[START OF Provided records]

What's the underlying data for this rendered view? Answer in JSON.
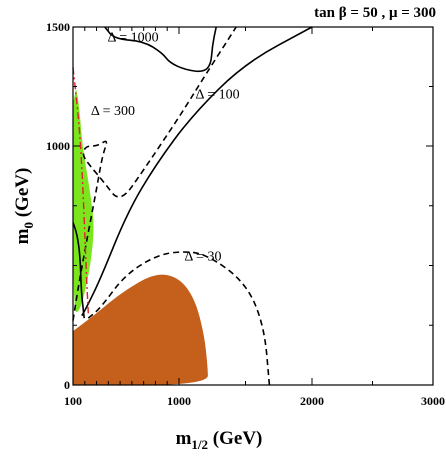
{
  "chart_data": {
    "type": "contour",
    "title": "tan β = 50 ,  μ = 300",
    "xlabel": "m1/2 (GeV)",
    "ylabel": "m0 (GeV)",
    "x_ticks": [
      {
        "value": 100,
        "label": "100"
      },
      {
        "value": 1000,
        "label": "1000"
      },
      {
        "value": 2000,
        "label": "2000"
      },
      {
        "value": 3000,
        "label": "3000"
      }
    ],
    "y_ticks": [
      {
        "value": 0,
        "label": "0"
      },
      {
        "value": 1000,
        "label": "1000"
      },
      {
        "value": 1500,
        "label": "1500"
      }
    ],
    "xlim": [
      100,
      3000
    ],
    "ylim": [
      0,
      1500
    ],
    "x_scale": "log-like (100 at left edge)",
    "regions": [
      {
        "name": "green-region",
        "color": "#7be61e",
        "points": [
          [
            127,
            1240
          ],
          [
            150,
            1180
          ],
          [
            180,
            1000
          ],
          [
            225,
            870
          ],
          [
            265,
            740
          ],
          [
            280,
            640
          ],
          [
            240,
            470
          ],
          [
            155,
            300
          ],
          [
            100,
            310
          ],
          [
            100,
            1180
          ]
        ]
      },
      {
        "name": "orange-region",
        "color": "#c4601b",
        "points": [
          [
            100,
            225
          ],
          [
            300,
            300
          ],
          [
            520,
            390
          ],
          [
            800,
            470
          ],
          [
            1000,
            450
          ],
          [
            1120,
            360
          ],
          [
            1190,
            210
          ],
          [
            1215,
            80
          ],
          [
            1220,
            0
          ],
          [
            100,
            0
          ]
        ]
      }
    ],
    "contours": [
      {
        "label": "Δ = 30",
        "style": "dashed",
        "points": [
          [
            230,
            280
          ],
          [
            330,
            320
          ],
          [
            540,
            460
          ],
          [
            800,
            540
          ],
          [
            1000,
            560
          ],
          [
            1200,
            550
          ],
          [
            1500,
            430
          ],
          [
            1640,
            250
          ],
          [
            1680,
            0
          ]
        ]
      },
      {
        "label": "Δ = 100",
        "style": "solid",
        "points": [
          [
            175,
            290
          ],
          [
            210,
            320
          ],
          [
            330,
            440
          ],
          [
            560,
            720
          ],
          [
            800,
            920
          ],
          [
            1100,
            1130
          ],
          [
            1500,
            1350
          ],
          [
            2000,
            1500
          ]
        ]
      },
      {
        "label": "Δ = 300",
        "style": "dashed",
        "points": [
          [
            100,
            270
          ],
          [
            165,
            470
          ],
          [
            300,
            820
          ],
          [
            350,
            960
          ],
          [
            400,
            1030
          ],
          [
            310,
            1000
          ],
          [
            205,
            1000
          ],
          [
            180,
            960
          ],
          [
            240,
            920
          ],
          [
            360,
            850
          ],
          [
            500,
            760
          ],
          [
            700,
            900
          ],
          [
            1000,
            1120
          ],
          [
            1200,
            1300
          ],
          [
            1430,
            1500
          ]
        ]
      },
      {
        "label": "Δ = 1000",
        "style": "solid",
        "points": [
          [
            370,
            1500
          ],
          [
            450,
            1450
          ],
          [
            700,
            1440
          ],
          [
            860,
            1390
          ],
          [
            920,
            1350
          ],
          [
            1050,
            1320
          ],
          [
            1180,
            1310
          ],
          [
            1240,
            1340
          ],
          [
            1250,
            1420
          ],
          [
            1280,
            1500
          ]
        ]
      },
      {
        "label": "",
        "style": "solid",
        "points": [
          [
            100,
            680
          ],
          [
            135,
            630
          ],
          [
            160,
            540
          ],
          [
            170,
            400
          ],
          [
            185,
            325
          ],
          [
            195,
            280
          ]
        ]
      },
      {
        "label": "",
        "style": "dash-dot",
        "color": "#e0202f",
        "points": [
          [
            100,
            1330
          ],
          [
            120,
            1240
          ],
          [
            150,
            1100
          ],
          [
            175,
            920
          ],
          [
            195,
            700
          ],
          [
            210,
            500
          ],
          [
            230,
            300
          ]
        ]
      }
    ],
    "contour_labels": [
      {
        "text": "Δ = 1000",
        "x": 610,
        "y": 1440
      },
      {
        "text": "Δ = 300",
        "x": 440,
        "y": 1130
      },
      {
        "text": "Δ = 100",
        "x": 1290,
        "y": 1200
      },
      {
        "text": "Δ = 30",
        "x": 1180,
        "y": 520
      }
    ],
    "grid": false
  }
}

[END OF Provided records]
[START OF Provided records]

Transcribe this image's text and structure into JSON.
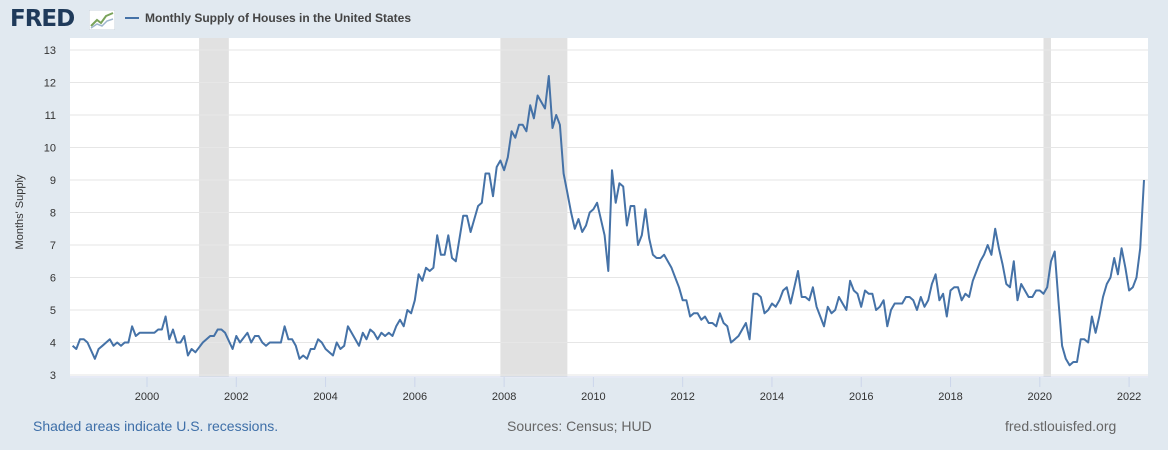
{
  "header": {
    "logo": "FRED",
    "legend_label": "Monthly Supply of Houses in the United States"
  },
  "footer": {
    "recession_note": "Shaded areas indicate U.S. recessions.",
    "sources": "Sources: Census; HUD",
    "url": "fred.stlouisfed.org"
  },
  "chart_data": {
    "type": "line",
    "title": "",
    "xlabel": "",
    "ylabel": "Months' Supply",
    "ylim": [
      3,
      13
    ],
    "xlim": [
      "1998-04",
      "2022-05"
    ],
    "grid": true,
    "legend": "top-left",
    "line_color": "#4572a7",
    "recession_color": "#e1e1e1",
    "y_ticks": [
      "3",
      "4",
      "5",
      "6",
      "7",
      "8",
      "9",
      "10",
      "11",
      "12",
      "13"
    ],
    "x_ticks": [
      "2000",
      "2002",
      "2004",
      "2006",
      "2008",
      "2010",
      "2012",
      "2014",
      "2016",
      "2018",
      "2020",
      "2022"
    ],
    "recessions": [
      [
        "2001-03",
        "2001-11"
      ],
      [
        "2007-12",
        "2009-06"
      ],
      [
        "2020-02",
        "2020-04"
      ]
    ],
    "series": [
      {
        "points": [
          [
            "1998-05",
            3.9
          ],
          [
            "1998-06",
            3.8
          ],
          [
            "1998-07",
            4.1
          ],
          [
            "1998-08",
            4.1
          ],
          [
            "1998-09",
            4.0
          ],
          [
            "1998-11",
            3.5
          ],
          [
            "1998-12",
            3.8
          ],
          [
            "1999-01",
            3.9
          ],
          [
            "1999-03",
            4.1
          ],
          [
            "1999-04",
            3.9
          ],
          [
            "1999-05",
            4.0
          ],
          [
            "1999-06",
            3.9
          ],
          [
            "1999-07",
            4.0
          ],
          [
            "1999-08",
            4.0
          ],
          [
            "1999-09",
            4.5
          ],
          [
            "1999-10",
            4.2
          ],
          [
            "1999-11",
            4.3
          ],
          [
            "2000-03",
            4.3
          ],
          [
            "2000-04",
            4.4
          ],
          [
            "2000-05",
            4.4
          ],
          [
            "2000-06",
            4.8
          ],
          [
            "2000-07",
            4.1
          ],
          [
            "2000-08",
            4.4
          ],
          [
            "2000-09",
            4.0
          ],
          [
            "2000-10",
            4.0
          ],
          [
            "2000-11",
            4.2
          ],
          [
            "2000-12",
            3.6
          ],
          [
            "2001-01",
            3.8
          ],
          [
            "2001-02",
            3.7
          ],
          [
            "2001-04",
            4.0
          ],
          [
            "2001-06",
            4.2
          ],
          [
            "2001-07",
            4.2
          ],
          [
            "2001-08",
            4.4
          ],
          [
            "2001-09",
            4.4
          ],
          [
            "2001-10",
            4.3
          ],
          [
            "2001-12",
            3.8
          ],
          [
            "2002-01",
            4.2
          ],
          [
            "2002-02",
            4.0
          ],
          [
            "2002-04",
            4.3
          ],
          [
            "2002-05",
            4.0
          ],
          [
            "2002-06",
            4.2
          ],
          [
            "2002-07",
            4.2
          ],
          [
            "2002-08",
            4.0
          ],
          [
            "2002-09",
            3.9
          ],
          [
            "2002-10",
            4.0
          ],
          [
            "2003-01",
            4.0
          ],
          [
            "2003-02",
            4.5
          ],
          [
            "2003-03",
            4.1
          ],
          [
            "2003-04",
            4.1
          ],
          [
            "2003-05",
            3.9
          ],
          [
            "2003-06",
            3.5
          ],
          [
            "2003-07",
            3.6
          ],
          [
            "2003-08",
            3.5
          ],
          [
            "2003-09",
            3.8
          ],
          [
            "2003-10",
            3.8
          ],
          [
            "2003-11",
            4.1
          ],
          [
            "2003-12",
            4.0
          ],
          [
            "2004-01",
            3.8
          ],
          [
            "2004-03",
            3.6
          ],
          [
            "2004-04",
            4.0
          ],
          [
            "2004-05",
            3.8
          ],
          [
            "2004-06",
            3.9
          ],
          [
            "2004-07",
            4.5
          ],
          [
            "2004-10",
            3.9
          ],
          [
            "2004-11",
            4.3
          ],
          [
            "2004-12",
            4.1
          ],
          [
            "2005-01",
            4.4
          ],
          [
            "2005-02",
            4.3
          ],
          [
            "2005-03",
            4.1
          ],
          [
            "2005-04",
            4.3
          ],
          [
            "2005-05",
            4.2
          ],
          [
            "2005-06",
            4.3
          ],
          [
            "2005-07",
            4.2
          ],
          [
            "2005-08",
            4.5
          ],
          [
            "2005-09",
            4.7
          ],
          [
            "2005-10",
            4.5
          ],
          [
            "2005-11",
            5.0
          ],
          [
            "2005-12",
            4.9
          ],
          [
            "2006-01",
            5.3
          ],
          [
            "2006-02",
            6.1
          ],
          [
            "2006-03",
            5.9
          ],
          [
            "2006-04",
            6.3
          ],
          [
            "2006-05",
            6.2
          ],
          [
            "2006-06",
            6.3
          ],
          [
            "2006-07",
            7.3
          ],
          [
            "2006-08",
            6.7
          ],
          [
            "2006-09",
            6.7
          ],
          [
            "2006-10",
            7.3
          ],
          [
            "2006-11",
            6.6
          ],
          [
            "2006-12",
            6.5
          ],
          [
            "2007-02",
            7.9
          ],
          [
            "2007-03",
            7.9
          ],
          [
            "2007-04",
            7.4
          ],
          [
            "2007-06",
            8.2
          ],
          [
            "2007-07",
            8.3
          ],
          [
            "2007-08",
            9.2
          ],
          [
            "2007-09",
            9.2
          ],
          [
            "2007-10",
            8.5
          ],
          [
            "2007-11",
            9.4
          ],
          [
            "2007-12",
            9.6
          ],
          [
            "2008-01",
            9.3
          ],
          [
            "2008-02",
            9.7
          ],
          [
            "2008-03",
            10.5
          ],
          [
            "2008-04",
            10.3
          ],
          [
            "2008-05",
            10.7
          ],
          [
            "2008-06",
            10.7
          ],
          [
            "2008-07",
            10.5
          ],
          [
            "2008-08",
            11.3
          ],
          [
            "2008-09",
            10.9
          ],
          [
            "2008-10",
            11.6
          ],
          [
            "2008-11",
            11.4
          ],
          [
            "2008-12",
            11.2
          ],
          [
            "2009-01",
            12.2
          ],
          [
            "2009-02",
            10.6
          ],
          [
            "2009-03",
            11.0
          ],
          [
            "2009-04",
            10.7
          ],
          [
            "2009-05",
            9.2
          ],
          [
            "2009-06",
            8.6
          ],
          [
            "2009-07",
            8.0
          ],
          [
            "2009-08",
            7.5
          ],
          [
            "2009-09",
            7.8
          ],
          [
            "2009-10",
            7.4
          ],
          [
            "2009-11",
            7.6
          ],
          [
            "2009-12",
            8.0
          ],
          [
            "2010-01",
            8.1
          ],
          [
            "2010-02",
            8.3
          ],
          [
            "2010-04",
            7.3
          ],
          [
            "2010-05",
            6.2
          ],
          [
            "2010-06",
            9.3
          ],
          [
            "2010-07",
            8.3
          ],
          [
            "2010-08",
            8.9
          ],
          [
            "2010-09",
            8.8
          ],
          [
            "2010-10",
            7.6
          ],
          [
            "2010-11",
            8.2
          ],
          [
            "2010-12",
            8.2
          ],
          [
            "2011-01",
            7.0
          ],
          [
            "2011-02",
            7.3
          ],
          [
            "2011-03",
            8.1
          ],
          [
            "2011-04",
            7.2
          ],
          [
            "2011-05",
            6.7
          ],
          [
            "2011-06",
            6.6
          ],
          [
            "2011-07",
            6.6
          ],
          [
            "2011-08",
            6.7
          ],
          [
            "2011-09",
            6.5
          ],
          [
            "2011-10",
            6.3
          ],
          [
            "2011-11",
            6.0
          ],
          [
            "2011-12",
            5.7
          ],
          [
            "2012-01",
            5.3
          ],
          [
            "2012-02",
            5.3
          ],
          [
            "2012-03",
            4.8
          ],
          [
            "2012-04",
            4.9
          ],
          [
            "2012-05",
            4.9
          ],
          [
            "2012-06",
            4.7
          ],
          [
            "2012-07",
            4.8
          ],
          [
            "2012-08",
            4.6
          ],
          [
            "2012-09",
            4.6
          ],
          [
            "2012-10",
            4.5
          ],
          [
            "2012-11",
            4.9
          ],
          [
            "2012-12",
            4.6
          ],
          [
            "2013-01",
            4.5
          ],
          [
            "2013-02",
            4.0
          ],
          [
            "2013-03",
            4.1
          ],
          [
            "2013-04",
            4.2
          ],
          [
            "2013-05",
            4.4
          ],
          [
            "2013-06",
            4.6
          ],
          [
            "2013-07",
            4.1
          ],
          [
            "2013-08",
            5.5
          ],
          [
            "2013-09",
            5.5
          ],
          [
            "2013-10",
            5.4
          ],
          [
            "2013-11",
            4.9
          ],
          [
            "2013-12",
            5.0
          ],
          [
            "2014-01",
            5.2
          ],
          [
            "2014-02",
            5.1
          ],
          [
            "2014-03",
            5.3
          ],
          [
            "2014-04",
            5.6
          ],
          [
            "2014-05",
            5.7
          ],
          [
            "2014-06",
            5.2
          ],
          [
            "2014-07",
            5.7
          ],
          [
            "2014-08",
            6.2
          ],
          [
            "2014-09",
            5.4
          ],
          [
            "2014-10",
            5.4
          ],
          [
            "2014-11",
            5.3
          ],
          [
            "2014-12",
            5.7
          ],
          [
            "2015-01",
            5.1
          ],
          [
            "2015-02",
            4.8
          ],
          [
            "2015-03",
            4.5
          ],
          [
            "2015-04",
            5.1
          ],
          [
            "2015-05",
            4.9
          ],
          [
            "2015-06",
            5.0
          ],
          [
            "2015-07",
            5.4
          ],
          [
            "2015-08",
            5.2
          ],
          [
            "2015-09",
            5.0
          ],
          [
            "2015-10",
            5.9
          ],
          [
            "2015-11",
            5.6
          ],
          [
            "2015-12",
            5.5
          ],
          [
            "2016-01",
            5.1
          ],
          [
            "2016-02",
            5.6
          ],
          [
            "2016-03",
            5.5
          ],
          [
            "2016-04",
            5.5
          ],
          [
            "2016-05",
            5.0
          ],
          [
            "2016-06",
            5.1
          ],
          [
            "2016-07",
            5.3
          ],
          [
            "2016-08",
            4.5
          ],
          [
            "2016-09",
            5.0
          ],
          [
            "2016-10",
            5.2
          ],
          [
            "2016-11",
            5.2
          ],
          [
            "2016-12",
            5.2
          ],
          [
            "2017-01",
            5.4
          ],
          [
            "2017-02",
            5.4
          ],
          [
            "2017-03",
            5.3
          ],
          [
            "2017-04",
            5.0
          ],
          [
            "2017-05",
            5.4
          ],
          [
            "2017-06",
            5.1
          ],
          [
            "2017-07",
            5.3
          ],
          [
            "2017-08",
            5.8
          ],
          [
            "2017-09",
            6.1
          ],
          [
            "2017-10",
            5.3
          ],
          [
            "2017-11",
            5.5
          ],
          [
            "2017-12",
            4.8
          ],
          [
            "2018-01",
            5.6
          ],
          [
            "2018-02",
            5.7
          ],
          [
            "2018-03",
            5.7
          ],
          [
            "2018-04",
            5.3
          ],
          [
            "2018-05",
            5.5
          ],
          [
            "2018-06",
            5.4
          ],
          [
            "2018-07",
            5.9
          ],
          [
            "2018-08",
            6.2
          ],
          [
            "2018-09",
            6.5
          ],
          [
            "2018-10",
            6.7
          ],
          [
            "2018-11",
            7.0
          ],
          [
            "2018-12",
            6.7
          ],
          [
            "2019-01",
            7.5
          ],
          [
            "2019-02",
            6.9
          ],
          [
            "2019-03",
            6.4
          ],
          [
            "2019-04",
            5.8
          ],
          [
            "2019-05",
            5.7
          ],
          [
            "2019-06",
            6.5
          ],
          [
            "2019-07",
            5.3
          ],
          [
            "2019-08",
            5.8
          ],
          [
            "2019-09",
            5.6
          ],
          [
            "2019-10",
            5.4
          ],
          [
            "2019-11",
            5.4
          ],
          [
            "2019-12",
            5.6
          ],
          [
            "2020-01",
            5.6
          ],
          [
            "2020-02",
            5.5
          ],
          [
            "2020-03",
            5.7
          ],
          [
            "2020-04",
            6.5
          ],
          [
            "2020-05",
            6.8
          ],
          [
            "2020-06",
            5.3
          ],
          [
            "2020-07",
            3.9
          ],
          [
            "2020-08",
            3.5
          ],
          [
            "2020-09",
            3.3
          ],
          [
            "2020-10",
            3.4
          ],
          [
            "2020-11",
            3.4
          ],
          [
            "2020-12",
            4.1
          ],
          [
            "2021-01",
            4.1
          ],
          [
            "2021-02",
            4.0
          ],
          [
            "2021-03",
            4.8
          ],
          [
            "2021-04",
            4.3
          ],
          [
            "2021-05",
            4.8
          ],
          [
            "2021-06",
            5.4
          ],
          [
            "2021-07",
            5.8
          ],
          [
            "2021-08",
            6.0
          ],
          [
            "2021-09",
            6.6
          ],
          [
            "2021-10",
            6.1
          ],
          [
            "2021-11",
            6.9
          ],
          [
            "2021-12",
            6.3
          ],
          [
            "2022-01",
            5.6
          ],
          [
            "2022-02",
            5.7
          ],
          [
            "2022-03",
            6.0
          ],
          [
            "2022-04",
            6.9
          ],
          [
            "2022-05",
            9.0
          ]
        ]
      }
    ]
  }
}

[END OF Provided records]

### Short exercise
Using the material above, copy every line in which the string "this" occurs.

### Completed task
What's the underlying data for this rendered view? Answer in JSON.
Transcribe this image's text and structure into JSON.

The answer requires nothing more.